Exercise goal: Identify every line in the records below that contains the word "center", and reproduce each one.

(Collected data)
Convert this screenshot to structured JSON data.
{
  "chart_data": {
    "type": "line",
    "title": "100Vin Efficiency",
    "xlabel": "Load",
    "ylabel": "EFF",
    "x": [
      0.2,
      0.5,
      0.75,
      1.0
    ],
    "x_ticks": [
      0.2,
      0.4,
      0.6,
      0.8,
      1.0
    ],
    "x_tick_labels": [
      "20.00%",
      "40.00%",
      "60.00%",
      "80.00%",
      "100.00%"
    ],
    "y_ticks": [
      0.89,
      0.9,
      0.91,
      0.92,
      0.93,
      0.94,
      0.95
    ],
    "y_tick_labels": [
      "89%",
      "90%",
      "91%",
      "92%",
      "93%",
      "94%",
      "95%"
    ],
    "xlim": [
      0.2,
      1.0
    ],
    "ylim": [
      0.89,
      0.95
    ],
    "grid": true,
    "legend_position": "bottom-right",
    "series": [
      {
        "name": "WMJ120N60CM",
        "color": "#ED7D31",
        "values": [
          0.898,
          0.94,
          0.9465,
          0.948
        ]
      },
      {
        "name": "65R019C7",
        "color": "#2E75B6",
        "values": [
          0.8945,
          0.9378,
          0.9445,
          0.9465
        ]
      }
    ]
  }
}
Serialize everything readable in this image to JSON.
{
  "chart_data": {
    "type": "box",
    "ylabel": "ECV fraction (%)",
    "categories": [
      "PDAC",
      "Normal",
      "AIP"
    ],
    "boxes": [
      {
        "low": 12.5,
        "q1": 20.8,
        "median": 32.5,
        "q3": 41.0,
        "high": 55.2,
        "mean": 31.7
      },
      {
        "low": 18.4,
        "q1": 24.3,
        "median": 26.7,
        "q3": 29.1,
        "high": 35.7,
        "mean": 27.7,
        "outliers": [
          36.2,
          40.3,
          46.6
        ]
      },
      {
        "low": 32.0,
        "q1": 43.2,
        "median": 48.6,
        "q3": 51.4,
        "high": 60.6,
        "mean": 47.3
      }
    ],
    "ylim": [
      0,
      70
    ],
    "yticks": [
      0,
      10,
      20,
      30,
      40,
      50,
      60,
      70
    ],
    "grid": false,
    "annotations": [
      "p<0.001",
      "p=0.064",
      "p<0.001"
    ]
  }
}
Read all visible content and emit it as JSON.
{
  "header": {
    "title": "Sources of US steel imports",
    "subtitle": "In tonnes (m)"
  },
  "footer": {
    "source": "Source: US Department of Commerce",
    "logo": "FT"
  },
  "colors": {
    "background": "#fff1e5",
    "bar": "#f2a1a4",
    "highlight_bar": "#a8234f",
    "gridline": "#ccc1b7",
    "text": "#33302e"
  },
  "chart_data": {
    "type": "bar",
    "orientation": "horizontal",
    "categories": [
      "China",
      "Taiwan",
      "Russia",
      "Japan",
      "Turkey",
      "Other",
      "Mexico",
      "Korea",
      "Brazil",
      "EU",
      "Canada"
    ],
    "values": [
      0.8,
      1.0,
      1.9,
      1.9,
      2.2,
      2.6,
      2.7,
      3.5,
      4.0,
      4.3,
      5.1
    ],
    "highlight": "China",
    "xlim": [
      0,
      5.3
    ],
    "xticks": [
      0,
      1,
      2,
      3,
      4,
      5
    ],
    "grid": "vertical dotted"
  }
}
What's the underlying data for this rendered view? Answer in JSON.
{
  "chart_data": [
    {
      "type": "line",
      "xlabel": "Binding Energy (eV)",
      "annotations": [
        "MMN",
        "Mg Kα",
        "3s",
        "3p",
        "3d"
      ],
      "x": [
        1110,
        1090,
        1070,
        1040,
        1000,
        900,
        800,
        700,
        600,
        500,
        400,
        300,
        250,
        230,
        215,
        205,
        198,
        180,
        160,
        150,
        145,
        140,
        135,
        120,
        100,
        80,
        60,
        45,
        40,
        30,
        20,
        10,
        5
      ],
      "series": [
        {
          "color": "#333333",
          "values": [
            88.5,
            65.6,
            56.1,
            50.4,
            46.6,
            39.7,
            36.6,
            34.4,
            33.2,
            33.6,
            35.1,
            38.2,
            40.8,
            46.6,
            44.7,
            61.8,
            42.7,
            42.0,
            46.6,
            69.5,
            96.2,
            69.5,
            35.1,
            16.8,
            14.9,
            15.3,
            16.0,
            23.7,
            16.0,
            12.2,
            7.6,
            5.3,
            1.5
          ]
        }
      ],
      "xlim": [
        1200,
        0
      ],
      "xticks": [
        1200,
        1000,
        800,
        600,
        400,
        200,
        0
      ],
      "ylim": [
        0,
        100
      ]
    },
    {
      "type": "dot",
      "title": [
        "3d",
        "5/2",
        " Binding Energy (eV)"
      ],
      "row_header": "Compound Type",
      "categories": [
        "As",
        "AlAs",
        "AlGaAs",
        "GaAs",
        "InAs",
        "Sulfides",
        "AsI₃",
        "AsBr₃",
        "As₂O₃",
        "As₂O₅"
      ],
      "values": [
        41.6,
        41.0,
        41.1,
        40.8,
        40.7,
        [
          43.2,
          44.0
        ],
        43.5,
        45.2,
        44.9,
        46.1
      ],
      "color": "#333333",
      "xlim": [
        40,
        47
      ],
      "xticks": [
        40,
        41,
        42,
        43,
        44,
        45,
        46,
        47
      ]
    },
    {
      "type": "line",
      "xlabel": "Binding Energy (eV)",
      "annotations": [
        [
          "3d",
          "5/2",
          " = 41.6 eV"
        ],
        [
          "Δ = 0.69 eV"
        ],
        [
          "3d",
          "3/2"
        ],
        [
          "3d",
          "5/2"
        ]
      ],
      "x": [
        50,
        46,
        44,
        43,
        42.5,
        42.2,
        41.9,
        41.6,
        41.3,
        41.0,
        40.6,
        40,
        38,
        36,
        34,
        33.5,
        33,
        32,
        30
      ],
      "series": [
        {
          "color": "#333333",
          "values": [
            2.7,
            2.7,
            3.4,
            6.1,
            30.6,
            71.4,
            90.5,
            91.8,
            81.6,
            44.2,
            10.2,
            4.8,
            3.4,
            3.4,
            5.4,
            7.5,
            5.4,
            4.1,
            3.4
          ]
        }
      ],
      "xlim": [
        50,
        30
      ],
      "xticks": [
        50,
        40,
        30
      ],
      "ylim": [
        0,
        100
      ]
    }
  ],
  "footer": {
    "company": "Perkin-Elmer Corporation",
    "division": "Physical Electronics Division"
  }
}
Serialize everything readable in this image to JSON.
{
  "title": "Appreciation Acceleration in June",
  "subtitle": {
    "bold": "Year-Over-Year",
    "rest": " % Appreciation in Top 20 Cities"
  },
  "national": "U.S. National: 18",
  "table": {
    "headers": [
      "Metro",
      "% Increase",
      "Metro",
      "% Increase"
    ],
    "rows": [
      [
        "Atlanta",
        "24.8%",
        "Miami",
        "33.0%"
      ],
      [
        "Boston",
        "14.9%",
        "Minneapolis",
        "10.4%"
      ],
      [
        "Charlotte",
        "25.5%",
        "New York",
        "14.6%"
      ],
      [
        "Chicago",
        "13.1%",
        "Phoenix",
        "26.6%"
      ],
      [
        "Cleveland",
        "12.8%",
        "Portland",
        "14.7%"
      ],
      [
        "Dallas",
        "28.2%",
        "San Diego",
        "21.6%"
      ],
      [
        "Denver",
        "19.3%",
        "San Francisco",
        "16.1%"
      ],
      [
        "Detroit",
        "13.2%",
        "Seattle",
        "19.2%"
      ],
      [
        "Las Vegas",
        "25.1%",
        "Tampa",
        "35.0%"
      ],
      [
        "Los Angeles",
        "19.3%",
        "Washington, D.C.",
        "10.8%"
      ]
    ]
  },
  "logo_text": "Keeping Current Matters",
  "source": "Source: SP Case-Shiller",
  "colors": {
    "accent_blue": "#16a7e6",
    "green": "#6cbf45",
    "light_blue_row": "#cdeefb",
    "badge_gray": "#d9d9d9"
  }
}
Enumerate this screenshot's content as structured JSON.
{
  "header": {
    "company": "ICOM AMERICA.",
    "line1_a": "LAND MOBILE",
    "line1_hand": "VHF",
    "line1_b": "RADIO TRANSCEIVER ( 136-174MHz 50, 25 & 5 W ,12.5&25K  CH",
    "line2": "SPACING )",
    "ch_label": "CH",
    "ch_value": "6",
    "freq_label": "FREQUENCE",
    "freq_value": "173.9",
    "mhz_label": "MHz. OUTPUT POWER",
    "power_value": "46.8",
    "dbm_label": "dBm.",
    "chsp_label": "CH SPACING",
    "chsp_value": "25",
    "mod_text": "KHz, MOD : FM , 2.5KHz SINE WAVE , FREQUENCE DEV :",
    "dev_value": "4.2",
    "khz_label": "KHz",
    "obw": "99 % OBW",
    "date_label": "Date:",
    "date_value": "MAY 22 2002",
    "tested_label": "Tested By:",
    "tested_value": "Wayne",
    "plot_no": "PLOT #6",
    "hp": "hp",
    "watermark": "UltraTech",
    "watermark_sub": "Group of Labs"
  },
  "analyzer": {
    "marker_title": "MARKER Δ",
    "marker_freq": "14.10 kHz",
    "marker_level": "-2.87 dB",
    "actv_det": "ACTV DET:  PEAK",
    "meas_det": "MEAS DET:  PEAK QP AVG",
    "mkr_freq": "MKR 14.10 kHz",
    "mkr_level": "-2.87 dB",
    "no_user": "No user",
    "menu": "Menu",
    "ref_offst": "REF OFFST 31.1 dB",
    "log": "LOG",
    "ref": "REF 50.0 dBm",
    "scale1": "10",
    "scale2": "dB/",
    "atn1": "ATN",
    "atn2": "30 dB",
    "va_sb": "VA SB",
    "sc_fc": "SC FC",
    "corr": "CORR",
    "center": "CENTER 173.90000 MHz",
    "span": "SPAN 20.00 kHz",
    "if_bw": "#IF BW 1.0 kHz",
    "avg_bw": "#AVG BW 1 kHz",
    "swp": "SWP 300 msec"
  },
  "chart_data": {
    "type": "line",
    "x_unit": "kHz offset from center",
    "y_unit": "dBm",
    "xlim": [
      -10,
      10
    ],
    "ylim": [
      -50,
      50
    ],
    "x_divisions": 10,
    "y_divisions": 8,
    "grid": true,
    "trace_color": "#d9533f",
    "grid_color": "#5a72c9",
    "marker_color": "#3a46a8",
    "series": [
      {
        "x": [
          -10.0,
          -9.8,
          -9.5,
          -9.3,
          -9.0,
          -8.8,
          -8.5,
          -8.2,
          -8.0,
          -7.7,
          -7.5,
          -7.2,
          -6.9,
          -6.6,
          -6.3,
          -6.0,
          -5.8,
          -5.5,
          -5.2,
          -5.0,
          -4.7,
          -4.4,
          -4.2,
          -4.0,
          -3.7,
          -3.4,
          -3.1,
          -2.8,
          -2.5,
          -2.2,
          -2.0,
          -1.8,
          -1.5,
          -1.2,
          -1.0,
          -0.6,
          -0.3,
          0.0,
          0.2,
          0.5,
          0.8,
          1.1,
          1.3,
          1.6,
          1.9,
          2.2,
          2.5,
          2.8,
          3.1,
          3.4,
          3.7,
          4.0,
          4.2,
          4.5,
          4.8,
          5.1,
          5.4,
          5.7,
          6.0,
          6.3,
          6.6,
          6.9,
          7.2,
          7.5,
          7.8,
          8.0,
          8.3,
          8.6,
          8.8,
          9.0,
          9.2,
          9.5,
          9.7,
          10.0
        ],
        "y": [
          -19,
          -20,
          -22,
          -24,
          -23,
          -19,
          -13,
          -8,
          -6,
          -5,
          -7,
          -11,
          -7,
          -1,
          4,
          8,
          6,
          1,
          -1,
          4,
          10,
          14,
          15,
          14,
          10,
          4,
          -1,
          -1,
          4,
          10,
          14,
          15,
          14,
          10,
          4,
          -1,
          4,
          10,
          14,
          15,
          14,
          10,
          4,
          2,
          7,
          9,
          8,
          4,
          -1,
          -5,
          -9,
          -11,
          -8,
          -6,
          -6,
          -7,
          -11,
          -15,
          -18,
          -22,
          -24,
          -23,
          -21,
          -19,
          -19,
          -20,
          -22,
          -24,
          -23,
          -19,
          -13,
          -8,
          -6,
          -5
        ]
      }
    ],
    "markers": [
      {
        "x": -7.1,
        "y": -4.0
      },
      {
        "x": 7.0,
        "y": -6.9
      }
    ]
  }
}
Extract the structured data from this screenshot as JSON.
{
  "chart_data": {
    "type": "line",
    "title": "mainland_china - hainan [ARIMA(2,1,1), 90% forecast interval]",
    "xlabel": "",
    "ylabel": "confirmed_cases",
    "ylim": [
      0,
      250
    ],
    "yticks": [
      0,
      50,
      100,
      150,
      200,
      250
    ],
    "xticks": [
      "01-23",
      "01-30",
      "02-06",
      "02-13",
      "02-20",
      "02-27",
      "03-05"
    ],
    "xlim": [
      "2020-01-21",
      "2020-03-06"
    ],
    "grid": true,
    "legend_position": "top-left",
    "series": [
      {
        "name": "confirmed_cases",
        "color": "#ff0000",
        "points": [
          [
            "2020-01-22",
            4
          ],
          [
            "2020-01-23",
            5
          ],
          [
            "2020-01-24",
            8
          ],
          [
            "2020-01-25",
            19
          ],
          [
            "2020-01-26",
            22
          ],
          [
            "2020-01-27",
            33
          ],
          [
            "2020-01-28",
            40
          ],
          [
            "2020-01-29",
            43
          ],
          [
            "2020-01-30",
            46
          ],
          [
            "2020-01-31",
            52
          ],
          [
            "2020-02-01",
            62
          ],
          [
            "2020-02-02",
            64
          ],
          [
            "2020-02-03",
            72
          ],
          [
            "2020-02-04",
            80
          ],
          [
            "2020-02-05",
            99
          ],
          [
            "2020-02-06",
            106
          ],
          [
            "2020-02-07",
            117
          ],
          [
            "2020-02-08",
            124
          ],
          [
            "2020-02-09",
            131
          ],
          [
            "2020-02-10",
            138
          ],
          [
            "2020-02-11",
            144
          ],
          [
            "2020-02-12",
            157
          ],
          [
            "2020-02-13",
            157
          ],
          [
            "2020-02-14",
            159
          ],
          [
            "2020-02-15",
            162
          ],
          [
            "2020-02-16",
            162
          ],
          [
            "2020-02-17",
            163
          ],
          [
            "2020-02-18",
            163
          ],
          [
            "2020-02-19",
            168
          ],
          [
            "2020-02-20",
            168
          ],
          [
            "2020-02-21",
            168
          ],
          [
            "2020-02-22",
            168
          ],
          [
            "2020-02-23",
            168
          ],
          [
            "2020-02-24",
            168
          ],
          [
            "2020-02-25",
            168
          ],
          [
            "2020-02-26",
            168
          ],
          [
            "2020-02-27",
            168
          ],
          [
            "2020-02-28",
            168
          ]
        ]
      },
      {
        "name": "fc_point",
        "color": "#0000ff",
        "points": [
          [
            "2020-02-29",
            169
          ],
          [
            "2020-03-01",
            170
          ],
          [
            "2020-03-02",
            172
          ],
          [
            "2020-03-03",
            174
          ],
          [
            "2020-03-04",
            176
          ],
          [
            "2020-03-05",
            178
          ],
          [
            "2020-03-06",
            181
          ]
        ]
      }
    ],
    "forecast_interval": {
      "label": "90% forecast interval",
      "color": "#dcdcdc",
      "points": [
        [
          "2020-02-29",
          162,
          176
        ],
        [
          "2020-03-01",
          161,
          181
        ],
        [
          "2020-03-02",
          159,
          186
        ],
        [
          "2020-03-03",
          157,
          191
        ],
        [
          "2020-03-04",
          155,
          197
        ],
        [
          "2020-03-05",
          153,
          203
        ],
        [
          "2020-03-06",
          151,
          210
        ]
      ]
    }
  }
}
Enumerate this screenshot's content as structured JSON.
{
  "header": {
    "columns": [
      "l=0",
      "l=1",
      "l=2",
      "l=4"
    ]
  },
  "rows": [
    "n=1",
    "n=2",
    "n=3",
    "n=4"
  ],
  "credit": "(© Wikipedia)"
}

Answer:
    "center": "CENTER 173.90000 MHz",
    "x_unit": "kHz offset from center",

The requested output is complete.